- Goal of the exercise
Lift out each line of the data that holds "where".

Items listed in a dataset:
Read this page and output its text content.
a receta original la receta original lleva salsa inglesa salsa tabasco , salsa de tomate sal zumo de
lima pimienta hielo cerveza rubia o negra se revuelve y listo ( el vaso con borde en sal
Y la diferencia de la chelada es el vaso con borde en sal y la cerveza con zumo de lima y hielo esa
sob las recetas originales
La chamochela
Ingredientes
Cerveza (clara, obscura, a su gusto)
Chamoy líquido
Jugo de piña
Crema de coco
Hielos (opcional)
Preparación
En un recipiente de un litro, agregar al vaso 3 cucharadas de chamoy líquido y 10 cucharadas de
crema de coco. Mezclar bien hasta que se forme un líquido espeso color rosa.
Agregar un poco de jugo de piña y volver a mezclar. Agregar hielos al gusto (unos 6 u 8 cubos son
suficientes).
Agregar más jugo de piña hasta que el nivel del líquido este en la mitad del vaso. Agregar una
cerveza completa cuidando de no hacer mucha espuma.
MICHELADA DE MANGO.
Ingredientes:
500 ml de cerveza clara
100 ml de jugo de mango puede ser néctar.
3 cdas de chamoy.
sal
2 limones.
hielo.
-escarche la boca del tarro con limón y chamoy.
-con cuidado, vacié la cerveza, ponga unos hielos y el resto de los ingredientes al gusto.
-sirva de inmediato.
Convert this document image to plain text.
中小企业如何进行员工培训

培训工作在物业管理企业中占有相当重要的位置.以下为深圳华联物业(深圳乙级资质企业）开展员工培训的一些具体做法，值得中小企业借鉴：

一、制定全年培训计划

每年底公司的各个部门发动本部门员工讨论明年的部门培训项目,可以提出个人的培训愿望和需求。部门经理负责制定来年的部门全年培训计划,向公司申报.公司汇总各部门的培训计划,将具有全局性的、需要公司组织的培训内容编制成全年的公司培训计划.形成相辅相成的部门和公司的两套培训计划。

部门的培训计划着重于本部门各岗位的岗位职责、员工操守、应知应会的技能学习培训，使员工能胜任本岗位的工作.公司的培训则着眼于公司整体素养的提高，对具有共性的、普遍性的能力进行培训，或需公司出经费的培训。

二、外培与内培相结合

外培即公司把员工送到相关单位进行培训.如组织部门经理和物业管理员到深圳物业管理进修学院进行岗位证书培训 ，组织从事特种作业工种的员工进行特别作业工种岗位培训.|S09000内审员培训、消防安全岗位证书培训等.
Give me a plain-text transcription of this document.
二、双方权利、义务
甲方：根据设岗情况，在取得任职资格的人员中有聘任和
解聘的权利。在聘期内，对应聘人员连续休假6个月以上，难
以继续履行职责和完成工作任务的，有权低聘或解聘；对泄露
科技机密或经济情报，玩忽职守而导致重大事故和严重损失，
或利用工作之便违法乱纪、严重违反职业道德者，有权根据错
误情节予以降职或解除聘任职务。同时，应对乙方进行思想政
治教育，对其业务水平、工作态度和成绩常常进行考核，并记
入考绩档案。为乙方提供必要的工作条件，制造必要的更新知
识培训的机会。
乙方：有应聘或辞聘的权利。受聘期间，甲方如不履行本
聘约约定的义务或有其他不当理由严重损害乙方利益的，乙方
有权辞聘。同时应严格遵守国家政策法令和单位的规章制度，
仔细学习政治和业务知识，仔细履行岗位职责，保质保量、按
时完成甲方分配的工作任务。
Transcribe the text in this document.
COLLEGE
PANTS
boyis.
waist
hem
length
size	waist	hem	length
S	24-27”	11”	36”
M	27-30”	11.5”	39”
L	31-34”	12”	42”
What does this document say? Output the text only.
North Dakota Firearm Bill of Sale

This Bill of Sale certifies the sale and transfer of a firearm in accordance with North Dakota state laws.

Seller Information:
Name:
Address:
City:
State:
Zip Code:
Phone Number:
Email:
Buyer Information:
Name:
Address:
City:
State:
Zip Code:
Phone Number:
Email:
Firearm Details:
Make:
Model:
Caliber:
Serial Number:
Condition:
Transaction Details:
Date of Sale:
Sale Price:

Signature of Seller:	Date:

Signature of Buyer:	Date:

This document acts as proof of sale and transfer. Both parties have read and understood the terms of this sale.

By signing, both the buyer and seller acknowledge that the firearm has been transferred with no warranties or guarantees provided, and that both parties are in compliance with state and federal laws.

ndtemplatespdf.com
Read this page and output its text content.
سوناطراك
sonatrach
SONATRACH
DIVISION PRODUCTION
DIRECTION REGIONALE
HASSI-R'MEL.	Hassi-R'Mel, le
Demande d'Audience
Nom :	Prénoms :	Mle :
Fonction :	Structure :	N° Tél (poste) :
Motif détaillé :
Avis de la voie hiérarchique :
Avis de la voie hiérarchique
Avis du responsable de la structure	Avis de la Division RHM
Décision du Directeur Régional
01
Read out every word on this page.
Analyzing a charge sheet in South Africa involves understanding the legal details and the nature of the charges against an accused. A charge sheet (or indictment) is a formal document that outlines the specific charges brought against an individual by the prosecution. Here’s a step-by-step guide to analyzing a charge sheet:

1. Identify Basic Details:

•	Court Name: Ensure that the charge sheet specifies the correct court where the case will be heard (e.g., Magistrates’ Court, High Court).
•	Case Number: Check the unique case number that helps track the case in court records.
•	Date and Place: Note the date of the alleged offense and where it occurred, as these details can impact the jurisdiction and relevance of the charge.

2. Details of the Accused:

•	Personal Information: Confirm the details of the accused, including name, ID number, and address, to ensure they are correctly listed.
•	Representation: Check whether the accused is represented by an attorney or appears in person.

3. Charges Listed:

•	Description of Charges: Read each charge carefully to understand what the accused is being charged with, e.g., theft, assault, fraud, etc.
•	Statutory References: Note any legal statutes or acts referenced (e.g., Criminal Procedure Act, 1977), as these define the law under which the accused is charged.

- Answer
•	Court Name: Ensure that the charge sheet specifies the correct court where the case will be heard (e.g., Magistrates’ Court, High Court).
•	Date and Place: Note the date of the alleged offense and where it occurred, as these details can impact the jurisdiction and relevance of the charge.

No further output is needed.